» **WRITTEN REQUEST**
Pull every line containing the word "absentéisme" from the records.
▽
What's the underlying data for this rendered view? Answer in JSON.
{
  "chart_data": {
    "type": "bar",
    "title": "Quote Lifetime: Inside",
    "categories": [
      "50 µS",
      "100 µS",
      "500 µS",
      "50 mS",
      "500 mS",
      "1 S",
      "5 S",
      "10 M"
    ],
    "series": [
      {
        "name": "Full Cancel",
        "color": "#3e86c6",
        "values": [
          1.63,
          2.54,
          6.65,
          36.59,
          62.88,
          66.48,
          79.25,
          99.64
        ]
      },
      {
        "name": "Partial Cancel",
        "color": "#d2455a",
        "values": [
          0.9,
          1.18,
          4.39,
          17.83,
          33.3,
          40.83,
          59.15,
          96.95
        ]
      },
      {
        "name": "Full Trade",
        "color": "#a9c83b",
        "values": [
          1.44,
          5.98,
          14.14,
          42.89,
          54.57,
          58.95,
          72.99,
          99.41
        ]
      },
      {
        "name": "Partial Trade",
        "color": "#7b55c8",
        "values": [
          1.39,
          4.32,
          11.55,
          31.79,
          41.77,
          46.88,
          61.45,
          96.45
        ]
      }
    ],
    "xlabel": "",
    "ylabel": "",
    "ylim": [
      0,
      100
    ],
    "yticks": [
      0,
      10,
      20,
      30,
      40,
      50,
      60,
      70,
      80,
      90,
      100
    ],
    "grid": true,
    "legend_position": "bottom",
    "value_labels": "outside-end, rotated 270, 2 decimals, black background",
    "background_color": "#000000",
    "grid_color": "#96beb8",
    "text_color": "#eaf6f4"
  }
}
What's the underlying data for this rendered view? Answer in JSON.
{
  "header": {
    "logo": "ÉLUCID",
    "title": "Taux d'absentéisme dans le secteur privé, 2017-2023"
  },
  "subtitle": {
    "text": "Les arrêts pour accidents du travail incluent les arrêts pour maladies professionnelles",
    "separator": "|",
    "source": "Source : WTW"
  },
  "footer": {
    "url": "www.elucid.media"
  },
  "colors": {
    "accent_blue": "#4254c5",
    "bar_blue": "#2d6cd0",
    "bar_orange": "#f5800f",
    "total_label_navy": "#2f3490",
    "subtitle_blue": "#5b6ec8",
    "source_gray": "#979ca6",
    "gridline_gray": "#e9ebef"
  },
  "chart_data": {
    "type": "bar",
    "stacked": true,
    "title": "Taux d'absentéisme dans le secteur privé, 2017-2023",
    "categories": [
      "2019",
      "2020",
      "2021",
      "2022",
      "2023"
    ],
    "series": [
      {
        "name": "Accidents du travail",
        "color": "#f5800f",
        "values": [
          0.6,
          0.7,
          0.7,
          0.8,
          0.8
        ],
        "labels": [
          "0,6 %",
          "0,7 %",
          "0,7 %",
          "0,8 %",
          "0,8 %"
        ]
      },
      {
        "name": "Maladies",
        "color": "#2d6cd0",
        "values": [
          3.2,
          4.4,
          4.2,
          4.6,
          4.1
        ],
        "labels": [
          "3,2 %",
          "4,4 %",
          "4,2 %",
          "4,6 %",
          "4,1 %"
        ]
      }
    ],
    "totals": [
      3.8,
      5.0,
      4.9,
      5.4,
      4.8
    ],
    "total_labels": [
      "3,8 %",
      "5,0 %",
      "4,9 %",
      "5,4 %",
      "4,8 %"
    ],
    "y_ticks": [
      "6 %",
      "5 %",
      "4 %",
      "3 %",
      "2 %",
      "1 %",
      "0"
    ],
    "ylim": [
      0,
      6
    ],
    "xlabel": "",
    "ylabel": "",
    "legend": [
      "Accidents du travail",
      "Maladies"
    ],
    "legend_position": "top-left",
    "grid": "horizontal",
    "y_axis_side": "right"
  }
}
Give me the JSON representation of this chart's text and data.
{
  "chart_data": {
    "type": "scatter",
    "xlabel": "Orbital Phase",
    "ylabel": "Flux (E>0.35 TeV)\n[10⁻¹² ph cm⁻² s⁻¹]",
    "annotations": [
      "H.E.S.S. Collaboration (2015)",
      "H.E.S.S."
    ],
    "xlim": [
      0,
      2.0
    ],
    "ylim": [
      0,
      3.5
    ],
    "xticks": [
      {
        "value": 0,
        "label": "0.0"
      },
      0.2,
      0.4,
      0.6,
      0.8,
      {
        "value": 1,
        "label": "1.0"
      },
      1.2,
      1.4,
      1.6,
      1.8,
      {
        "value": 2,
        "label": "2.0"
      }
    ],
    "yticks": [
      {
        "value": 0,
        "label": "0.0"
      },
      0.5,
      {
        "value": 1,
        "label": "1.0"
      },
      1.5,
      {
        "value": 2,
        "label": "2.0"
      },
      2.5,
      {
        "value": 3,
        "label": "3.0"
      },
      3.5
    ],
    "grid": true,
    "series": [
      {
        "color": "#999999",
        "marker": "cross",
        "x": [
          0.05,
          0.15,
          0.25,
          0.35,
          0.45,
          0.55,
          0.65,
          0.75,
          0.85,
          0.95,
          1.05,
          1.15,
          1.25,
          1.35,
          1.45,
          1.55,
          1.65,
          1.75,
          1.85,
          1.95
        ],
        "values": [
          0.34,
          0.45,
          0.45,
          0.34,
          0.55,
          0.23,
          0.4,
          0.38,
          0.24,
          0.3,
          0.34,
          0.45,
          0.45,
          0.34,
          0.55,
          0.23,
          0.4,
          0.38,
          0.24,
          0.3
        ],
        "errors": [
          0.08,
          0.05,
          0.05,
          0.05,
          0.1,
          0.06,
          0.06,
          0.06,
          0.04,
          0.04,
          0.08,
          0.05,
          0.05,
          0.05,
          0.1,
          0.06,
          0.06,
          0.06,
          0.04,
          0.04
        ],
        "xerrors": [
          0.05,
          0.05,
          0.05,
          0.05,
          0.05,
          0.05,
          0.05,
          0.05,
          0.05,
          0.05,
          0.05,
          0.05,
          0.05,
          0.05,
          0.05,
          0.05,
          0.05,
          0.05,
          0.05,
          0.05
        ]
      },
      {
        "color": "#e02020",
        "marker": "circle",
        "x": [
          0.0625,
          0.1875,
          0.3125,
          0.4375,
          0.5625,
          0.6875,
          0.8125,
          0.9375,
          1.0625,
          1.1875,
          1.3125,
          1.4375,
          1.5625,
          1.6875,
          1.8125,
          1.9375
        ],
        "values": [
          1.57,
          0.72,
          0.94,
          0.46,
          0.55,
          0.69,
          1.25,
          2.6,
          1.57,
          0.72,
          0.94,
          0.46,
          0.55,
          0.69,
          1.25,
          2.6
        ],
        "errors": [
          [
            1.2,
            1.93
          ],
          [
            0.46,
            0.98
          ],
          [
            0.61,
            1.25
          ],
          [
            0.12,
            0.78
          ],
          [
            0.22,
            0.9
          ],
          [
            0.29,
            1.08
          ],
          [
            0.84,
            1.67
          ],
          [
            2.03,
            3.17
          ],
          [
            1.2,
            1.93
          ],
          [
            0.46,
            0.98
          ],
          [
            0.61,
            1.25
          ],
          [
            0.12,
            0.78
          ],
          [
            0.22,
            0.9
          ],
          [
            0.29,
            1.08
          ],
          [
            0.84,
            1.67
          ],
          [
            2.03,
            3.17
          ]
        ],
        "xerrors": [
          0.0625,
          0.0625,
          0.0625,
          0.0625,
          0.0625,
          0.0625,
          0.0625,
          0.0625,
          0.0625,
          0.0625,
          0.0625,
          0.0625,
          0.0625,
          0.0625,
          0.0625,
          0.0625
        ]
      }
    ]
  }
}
△
» **RIGHT ANSWER**
    "title": "Taux d'absentéisme dans le secteur privé, 2017-2023"
    "title": "Taux d'absentéisme dans le secteur privé, 2017-2023",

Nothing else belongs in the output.